[INPUT]:
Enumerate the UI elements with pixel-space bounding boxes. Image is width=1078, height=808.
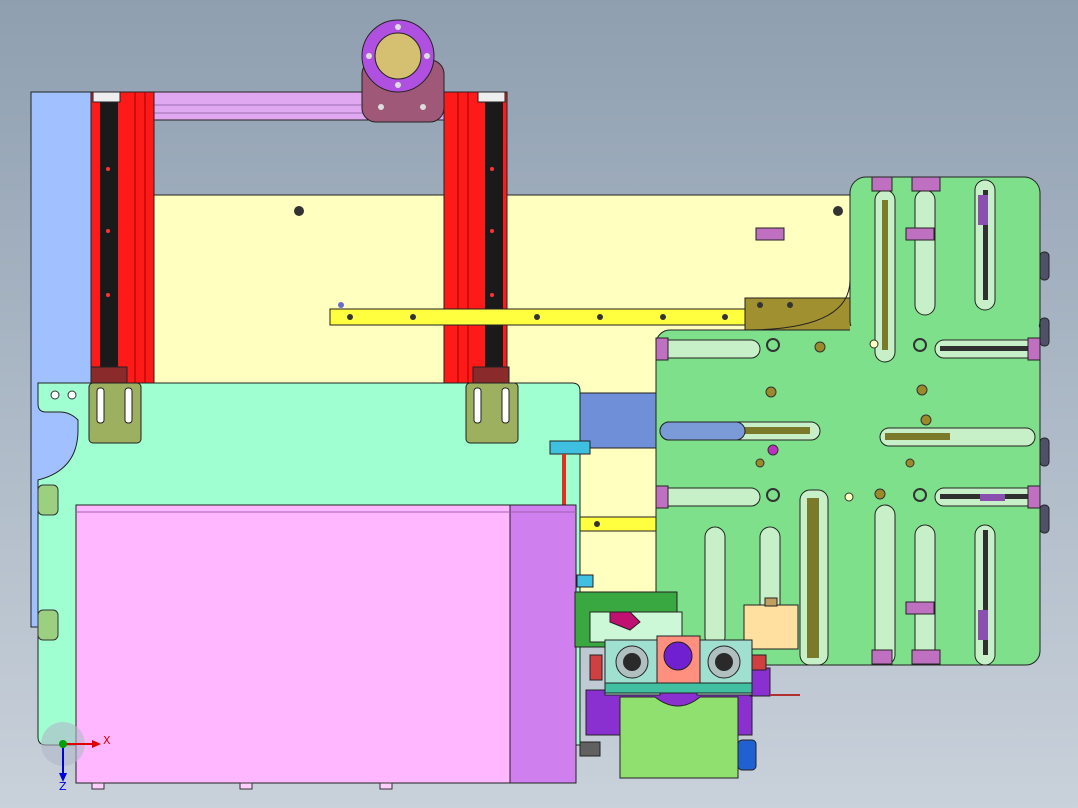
blue-block [579, 392, 659, 449]
blue-knob [737, 739, 757, 771]
triad-x-label: X [103, 734, 111, 747]
assembly-scene[interactable]: X Z [0, 0, 1078, 808]
lower-guide-strip [579, 516, 659, 532]
motor-mount-hole [420, 104, 426, 110]
motor-mount-hole [378, 104, 384, 110]
back-plate-hole [833, 206, 843, 216]
rail-end-cap [92, 91, 121, 103]
pink-enclosure [75, 504, 512, 784]
triad-z-label: Z [59, 780, 67, 793]
back-plate-hole [294, 206, 304, 216]
cyan-bracket [549, 440, 591, 455]
back-plate-hole [338, 302, 344, 308]
motor-shaft [374, 32, 422, 80]
rail-end-cap [477, 91, 506, 103]
green-valve-body [619, 696, 739, 779]
cyan-bracket [576, 574, 594, 588]
triad-y-origin [59, 740, 67, 748]
pink-enclosure-side [509, 504, 577, 784]
cad-viewport[interactable]: X Z [0, 0, 1078, 808]
edge-knobs [1039, 251, 1050, 534]
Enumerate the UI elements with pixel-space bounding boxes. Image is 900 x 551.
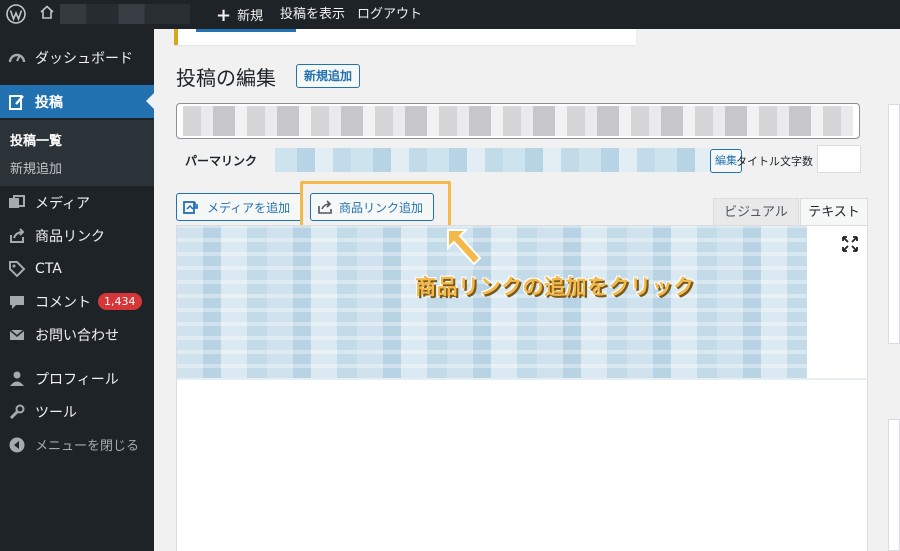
wrench-icon: [7, 402, 27, 422]
title-blurred: [183, 106, 853, 136]
site-name-blurred[interactable]: [60, 4, 190, 24]
add-media-icon: [183, 199, 201, 215]
home-icon[interactable]: [40, 5, 54, 19]
collapse-icon: [7, 435, 27, 455]
media-icon: [7, 193, 27, 213]
right-side-panel: [888, 104, 900, 551]
tab-text[interactable]: テキスト: [800, 198, 868, 226]
admin-sidebar: ダッシュボード 投稿 投稿一覧 新規追加 メディア 商品リンク CTA コメント…: [0, 29, 154, 551]
dashboard-icon: [7, 48, 27, 68]
submenu-add-new[interactable]: 新規追加: [10, 158, 62, 177]
permalink-url-blurred[interactable]: [275, 148, 710, 172]
fullscreen-icon[interactable]: [841, 235, 859, 253]
annotation-text: 商品リンクの追加をクリック: [415, 275, 695, 299]
notice-link-blurred[interactable]: [196, 29, 296, 32]
sidebar-item-contact[interactable]: お問い合わせ: [0, 318, 154, 351]
share-link-icon: [7, 226, 27, 246]
admin-notice: [174, 29, 636, 45]
sidebar-item-cta[interactable]: CTA: [0, 252, 154, 285]
tag-icon: [7, 259, 27, 279]
content-blurred: [177, 226, 807, 378]
content-divider: [177, 378, 869, 380]
sidebar-collapse-menu[interactable]: メニューを閉じる: [0, 428, 154, 461]
wordpress-logo-icon[interactable]: [6, 4, 26, 24]
admin-bar: + 新規 投稿を表示 ログアウト: [0, 0, 900, 29]
sidebar-item-tools[interactable]: ツール: [0, 395, 154, 428]
sidebar-item-posts[interactable]: 投稿: [0, 85, 154, 118]
tab-visual[interactable]: ビジュアル: [713, 198, 799, 226]
sidebar-item-media[interactable]: メディア: [0, 186, 154, 219]
sidebar-item-comments[interactable]: コメント 1,434: [0, 285, 154, 318]
sidebar-item-profile[interactable]: プロフィール: [0, 362, 154, 395]
side-box-2[interactable]: [888, 419, 900, 551]
admin-bar-view-post[interactable]: 投稿を表示: [280, 0, 345, 29]
post-title-input[interactable]: [176, 103, 860, 139]
comment-count-badge: 1,434: [98, 293, 142, 310]
post-edit-icon: [7, 92, 27, 112]
sidebar-item-dashboard[interactable]: ダッシュボード: [0, 41, 154, 74]
annotation-arrow-icon: [447, 229, 482, 266]
title-char-count-value: [817, 145, 861, 173]
add-new-button[interactable]: 新規追加: [296, 64, 361, 88]
mail-icon: [7, 325, 27, 345]
posts-submenu: 投稿一覧 新規追加: [0, 120, 154, 186]
admin-bar-new[interactable]: + 新規: [216, 0, 263, 29]
add-media-button[interactable]: メディアを追加: [176, 193, 303, 221]
user-icon: [7, 369, 27, 389]
comment-icon: [7, 292, 27, 312]
publish-box[interactable]: [888, 104, 900, 344]
sidebar-item-product-link[interactable]: 商品リンク: [0, 219, 154, 252]
plus-icon: +: [216, 5, 232, 26]
title-char-count-label: タイトル文字数: [736, 155, 813, 168]
submenu-all-posts[interactable]: 投稿一覧: [10, 130, 62, 149]
page-title: 投稿の編集: [176, 66, 276, 90]
permalink-label: パーマリンク: [185, 154, 258, 168]
admin-bar-logout[interactable]: ログアウト: [357, 0, 422, 29]
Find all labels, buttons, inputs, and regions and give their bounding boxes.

[GOAL]: Extract every line of the listing above verbatim, omitting the picture lines.

[RESULT FOR THIS EXERCISE]:
Enumerate the UI elements with pixel-space bounding boxes. Image is width=1078, height=808.
blue-block [579, 392, 659, 449]
blue-knob [737, 739, 757, 771]
triad-x-label: X [103, 734, 111, 747]
assembly-scene[interactable]: X Z [0, 0, 1078, 808]
lower-guide-strip [579, 516, 659, 532]
motor-mount-hole [420, 104, 426, 110]
motor-mount-hole [378, 104, 384, 110]
back-plate-hole [833, 206, 843, 216]
rail-end-cap [92, 91, 121, 103]
pink-enclosure [75, 504, 512, 784]
triad-z-label: Z [59, 780, 67, 793]
back-plate-hole [294, 206, 304, 216]
cyan-bracket [549, 440, 591, 455]
back-plate-hole [338, 302, 344, 308]
motor-shaft [374, 32, 422, 80]
rail-end-cap [477, 91, 506, 103]
green-valve-body [619, 696, 739, 779]
cyan-bracket [576, 574, 594, 588]
triad-y-origin [59, 740, 67, 748]
pink-enclosure-side [509, 504, 577, 784]
cad-viewport[interactable]: X Z [0, 0, 1078, 808]
edge-knobs [1039, 251, 1050, 534]
Enumerate the UI elements with pixel-space bounding boxes. Image is 900 x 551.
wrench-icon: [7, 402, 27, 422]
title-blurred: [183, 106, 853, 136]
site-name-blurred[interactable]: [60, 4, 190, 24]
add-media-icon: [183, 199, 201, 215]
home-icon[interactable]: [40, 5, 54, 19]
collapse-icon: [7, 435, 27, 455]
media-icon: [7, 193, 27, 213]
right-side-panel: [888, 104, 900, 551]
tab-text[interactable]: テキスト: [800, 198, 868, 226]
admin-sidebar: ダッシュボード 投稿 投稿一覧 新規追加 メディア 商品リンク CTA コメント…: [0, 29, 154, 551]
dashboard-icon: [7, 48, 27, 68]
submenu-add-new[interactable]: 新規追加: [10, 158, 62, 177]
permalink-url-blurred[interactable]: [275, 148, 710, 172]
fullscreen-icon[interactable]: [841, 235, 859, 253]
annotation-text: 商品リンクの追加をクリック: [415, 275, 695, 299]
notice-link-blurred[interactable]: [196, 29, 296, 32]
sidebar-item-contact[interactable]: お問い合わせ: [0, 318, 154, 351]
share-link-icon: [7, 226, 27, 246]
admin-notice: [174, 29, 636, 45]
sidebar-item-cta[interactable]: CTA: [0, 252, 154, 285]
tag-icon: [7, 259, 27, 279]
content-blurred: [177, 226, 807, 378]
content-divider: [177, 378, 869, 380]
sidebar-collapse-menu[interactable]: メニューを閉じる: [0, 428, 154, 461]
wordpress-logo-icon[interactable]: [6, 4, 26, 24]
admin-bar: + 新規 投稿を表示 ログアウト: [0, 0, 900, 29]
sidebar-item-tools[interactable]: ツール: [0, 395, 154, 428]
sidebar-item-posts[interactable]: 投稿: [0, 85, 154, 118]
tab-visual[interactable]: ビジュアル: [713, 198, 799, 226]
sidebar-item-media[interactable]: メディア: [0, 186, 154, 219]
sidebar-item-comments[interactable]: コメント 1,434: [0, 285, 154, 318]
sidebar-item-profile[interactable]: プロフィール: [0, 362, 154, 395]
side-box-2[interactable]: [888, 419, 900, 551]
admin-bar-view-post[interactable]: 投稿を表示: [280, 0, 345, 29]
post-title-input[interactable]: [176, 103, 860, 139]
comment-count-badge: 1,434: [98, 293, 142, 310]
post-edit-icon: [7, 92, 27, 112]
sidebar-item-dashboard[interactable]: ダッシュボード: [0, 41, 154, 74]
annotation-arrow-icon: [447, 229, 482, 266]
title-char-count-value: [817, 145, 861, 173]
add-new-button[interactable]: 新規追加: [296, 64, 361, 88]
mail-icon: [7, 325, 27, 345]
posts-submenu: 投稿一覧 新規追加: [0, 120, 154, 186]
admin-bar-new[interactable]: + 新規: [216, 0, 263, 29]
add-media-button[interactable]: メディアを追加: [176, 193, 303, 221]
user-icon: [7, 369, 27, 389]
comment-icon: [7, 292, 27, 312]
publish-box[interactable]: [888, 104, 900, 344]
sidebar-item-product-link[interactable]: 商品リンク: [0, 219, 154, 252]
plus-icon: +: [216, 5, 232, 26]
title-char-count-label: タイトル文字数: [736, 155, 813, 168]
submenu-all-posts[interactable]: 投稿一覧: [10, 130, 62, 149]
page-title: 投稿の編集: [176, 66, 276, 90]
permalink-label: パーマリンク: [185, 154, 258, 168]
admin-bar-logout[interactable]: ログアウト: [357, 0, 422, 29]
Find all labels, buttons, inputs, and regions and give their bounding boxes.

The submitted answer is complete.